Copy out each line of the listing that has the word "JSON" in it.

· · · ·

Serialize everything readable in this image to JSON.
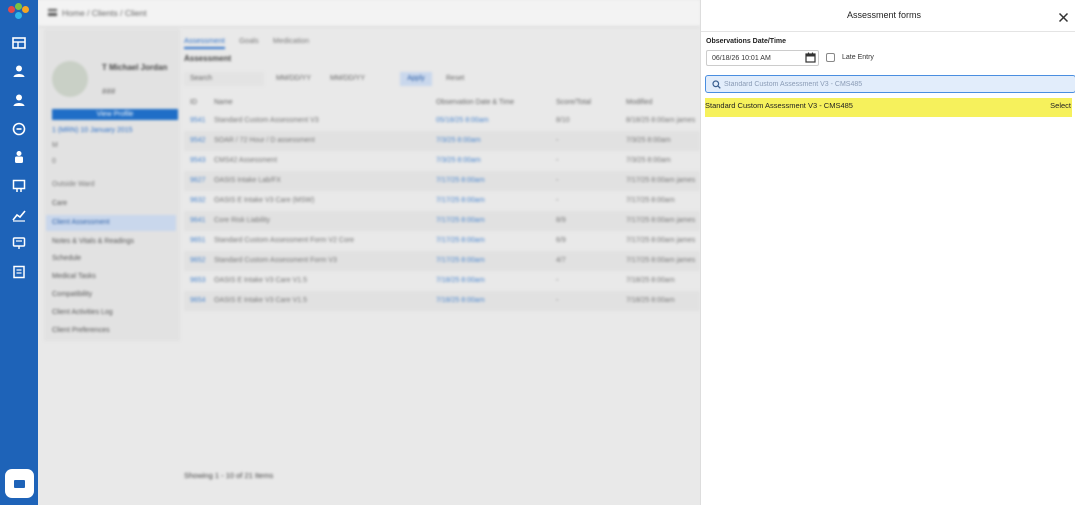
{
  "background_app": {
    "breadcrumb": "Home / Clients / Client",
    "client_name": "T Michael Jordan",
    "client_id": "###",
    "view_button_label": "View Profile",
    "side_link": "1 (MRN) 10 January 2015",
    "side_small_1": "M",
    "side_small_2": "0",
    "side_section": "Outside Ward",
    "menu": [
      "Care",
      "Client Assessment",
      "Notes & Vitals & Readings",
      "Schedule",
      "Medical Tasks",
      "Compatibility",
      "Client Activities Log",
      "Client Preferences"
    ],
    "tabs": [
      "Assessment",
      "Goals",
      "Medication"
    ],
    "section_title": "Assessment",
    "filters": [
      "Search",
      "MM/DD/YY",
      "MM/DD/YY",
      "Apply",
      "Reset"
    ],
    "table_headers": [
      "ID",
      "Name",
      "Observation Date & Time",
      "Score/Total",
      "Modified"
    ],
    "rows": [
      [
        "9541",
        "Standard Custom Assessment V3",
        "05/18/25 8:00am",
        "8/10",
        "8/18/25 8:00am james"
      ],
      [
        "9542",
        "SOAR / 72 Hour / D assessment",
        "7/3/25 8:00am",
        "-",
        "7/3/25 8:00am"
      ],
      [
        "9543",
        "CMS42 Assessment",
        "7/3/25 8:00am",
        "-",
        "7/3/25 8:00am"
      ],
      [
        "9627",
        "OASIS Intake Lab/FX",
        "7/17/25 8:00am",
        "-",
        "7/17/25 8:00am james"
      ],
      [
        "9632",
        "OASIS E Intake V3 Care (MSW)",
        "7/17/25 8:00am",
        "-",
        "7/17/25 8:00am"
      ],
      [
        "9641",
        "Core Risk Liability",
        "7/17/25 8:00am",
        "8/9",
        "7/17/25 8:00am james"
      ],
      [
        "9651",
        "Standard Custom Assessment Form V2 Core",
        "7/17/25 8:00am",
        "6/9",
        "7/17/25 8:00am james"
      ],
      [
        "9652",
        "Standard Custom Assessment Form V3",
        "7/17/25 8:00am",
        "4/7",
        "7/17/25 8:00am james"
      ],
      [
        "9653",
        "OASIS E Intake V3 Care V1.5",
        "7/18/25 8:00am",
        "-",
        "7/18/25 8:00am"
      ],
      [
        "9654",
        "OASIS E Intake V3 Care V1.5",
        "7/18/25 8:00am",
        "-",
        "7/18/25 8:00am"
      ]
    ],
    "footer_count": "Showing 1 - 10 of 21 Items"
  },
  "panel": {
    "title": "Assessment forms",
    "observations_label": "Observations Date/Time",
    "date_value": "06/18/26 10:01 AM",
    "late_entry_label": "Late Entry",
    "search_value": "Standard Custom Assessment V3 - CMS485",
    "result_name": "Standard Custom Assessment V3 - CMS485",
    "result_action": "Select"
  },
  "colors": {
    "rail": "#1e63b8",
    "highlight": "#f6f15c",
    "search_bg": "#e2edfb",
    "search_border": "#4a8ee0"
  },
  "icons": {
    "close": "close-icon",
    "calendar": "calendar-icon",
    "search": "search-icon"
  }
}
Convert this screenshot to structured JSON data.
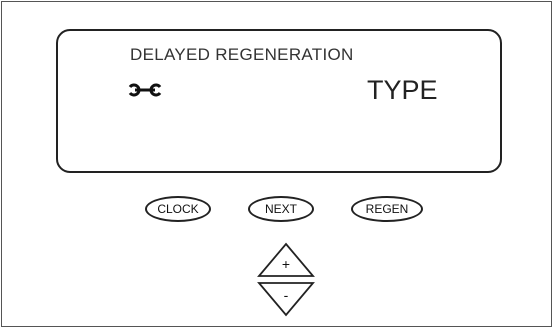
{
  "display": {
    "line1": "DELAYED REGENERATION",
    "line2": "TYPE",
    "icon": "wrench-icon"
  },
  "buttons": {
    "clock": "CLOCK",
    "next": "NEXT",
    "regen": "REGEN",
    "up": "+",
    "down": "-"
  }
}
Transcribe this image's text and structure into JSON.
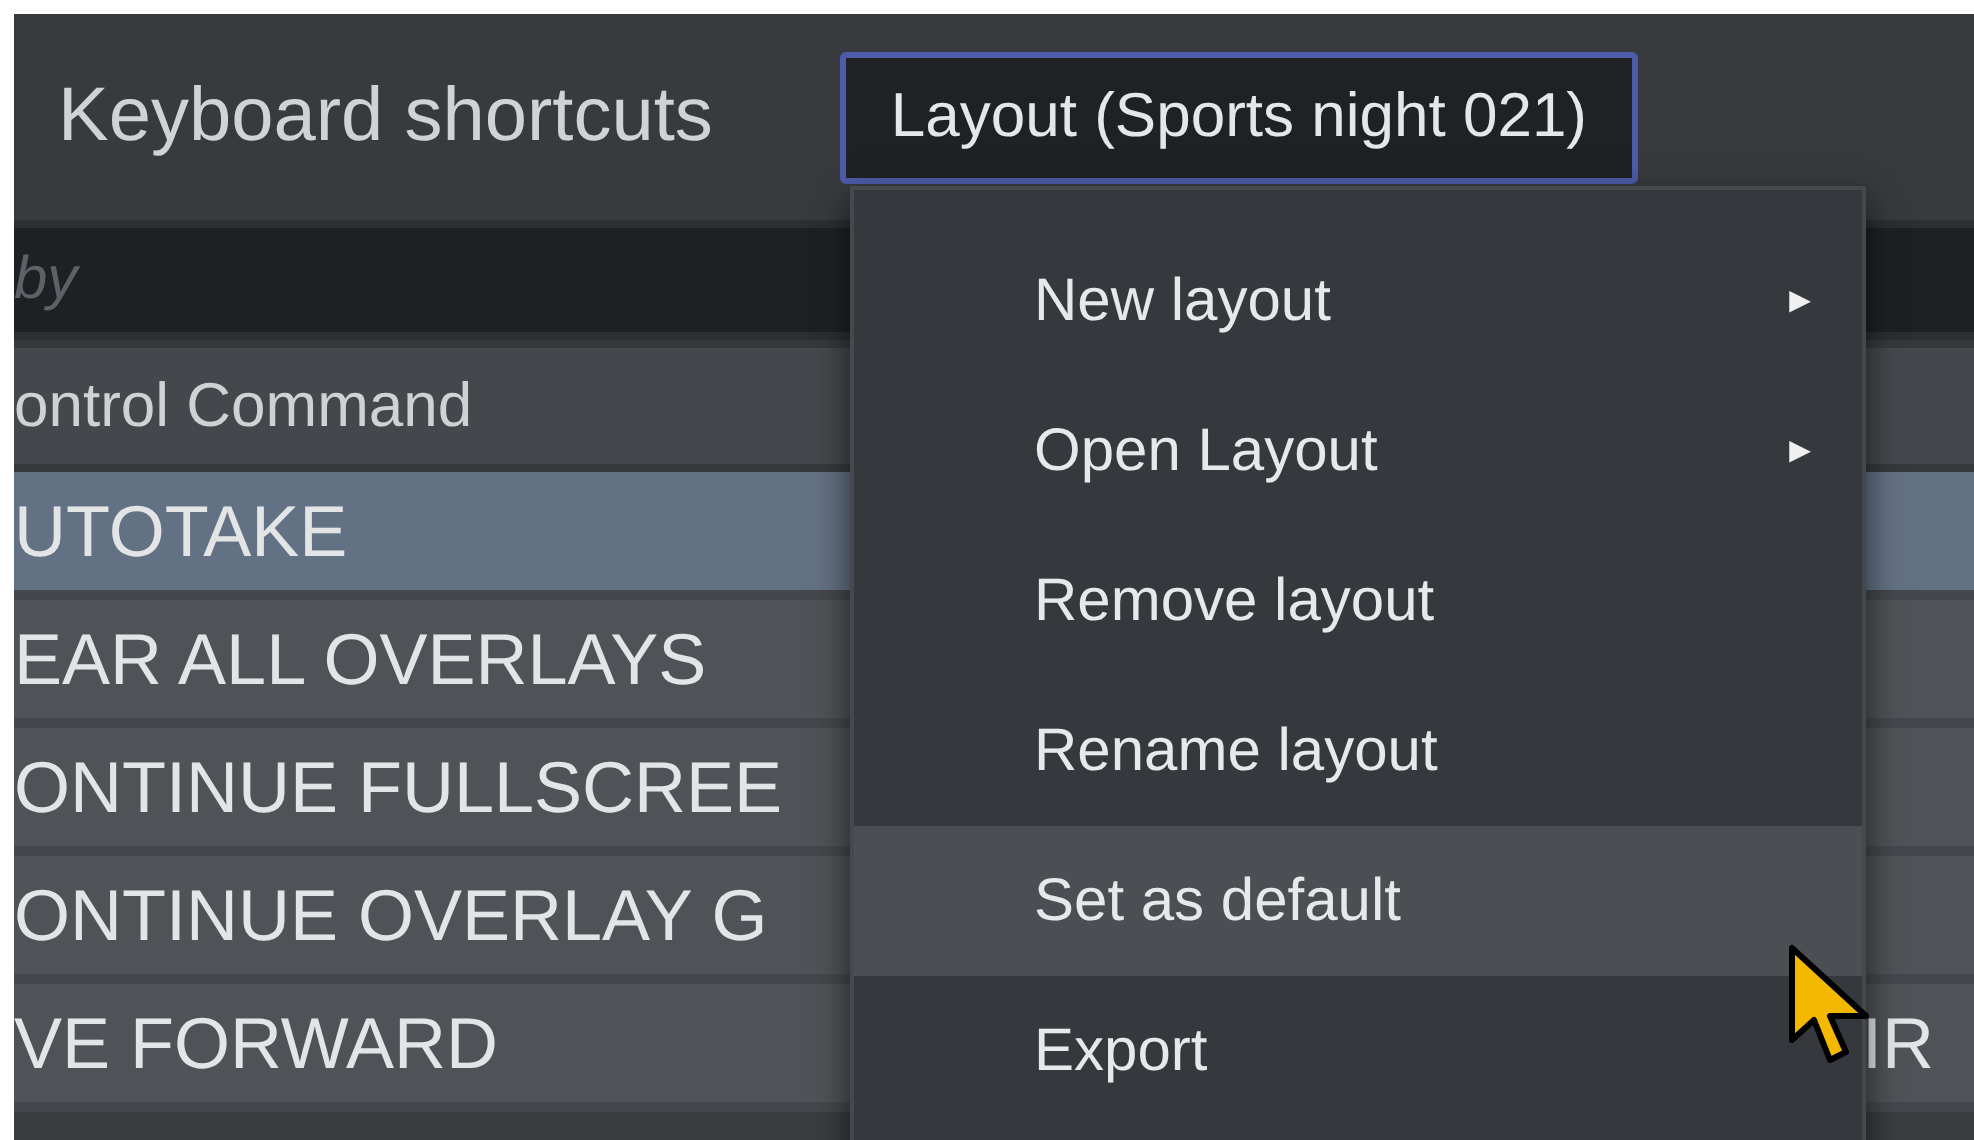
{
  "header": {
    "title": "Keyboard shortcuts",
    "layout_button": "Layout (Sports night 021)"
  },
  "search": {
    "placeholder": "by"
  },
  "table": {
    "columns": [
      "ontrol Command"
    ],
    "rows": [
      {
        "cells": [
          "UTOTAKE"
        ],
        "selected": true
      },
      {
        "cells": [
          "EAR ALL OVERLAYS"
        ],
        "selected": false
      },
      {
        "cells": [
          "ONTINUE FULLSCREE"
        ],
        "selected": false
      },
      {
        "cells": [
          "ONTINUE OVERLAY G"
        ],
        "selected": false
      },
      {
        "cells": [
          "VE FORWARD",
          "IR"
        ],
        "selected": false
      }
    ]
  },
  "menu": {
    "items": [
      {
        "label": "New layout",
        "arrow": "►",
        "highlighted": false
      },
      {
        "label": "Open Layout",
        "arrow": "►",
        "highlighted": false
      },
      {
        "label": "Remove layout",
        "highlighted": false
      },
      {
        "label": "Rename layout",
        "highlighted": false
      },
      {
        "label": "Set as default",
        "highlighted": true
      },
      {
        "label": "Export",
        "highlighted": false
      }
    ]
  }
}
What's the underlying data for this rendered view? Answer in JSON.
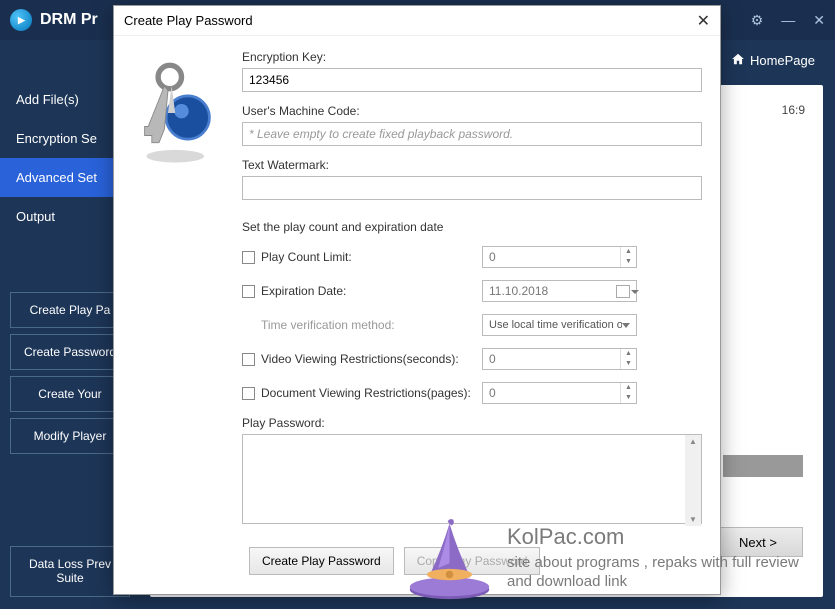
{
  "app": {
    "title": "DRM Pr",
    "homepage": "HomePage"
  },
  "sidebar": {
    "items": [
      {
        "label": "Add File(s)"
      },
      {
        "label": "Encryption Se"
      },
      {
        "label": "Advanced Set"
      },
      {
        "label": "Output"
      }
    ],
    "buttons": [
      {
        "label": "Create Play Pa"
      },
      {
        "label": "Create Password"
      },
      {
        "label": "Create Your"
      },
      {
        "label": "Modify Player"
      }
    ],
    "bottom": {
      "label": "Data Loss Prev Suite"
    }
  },
  "main": {
    "ratio_hint": "16:9",
    "next": "Next >"
  },
  "dialog": {
    "title": "Create Play Password",
    "labels": {
      "enc_key": "Encryption Key:",
      "machine": "User's Machine Code:",
      "watermark": "Text Watermark:",
      "section": "Set the play count and expiration date",
      "play_count": "Play Count Limit:",
      "expiration": "Expiration Date:",
      "time_method": "Time verification method:",
      "video_restrict": "Video Viewing Restrictions(seconds):",
      "doc_restrict": "Document Viewing Restrictions(pages):",
      "play_password": "Play Password:"
    },
    "values": {
      "enc_key": "123456",
      "machine_placeholder": "* Leave empty to create fixed playback password.",
      "watermark": "",
      "play_count": "0",
      "expiration": "11.10.2018",
      "time_method": "Use local time verification only",
      "video_restrict": "0",
      "doc_restrict": "0",
      "play_password": ""
    },
    "buttons": {
      "create": "Create Play Password",
      "copy": "Copy Play Password"
    }
  },
  "watermark": {
    "title": "KolPac.com",
    "sub": "site about programs , repaks with full review and download link"
  }
}
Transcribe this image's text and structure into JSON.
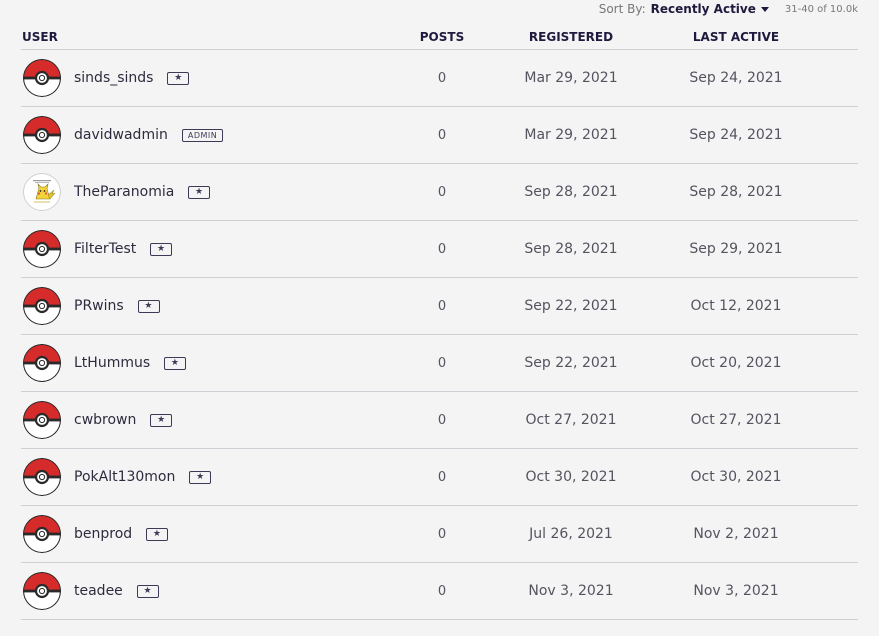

· · · ·

Expected output:
Serialize everything readable in this image to JSON.
Convert this screenshot to structured JSON data.
Transcribe this image's text and structure into JSON.
What's the underlying data for this rendered view? Answer in JSON.
Transcribe this image's text and structure into JSON.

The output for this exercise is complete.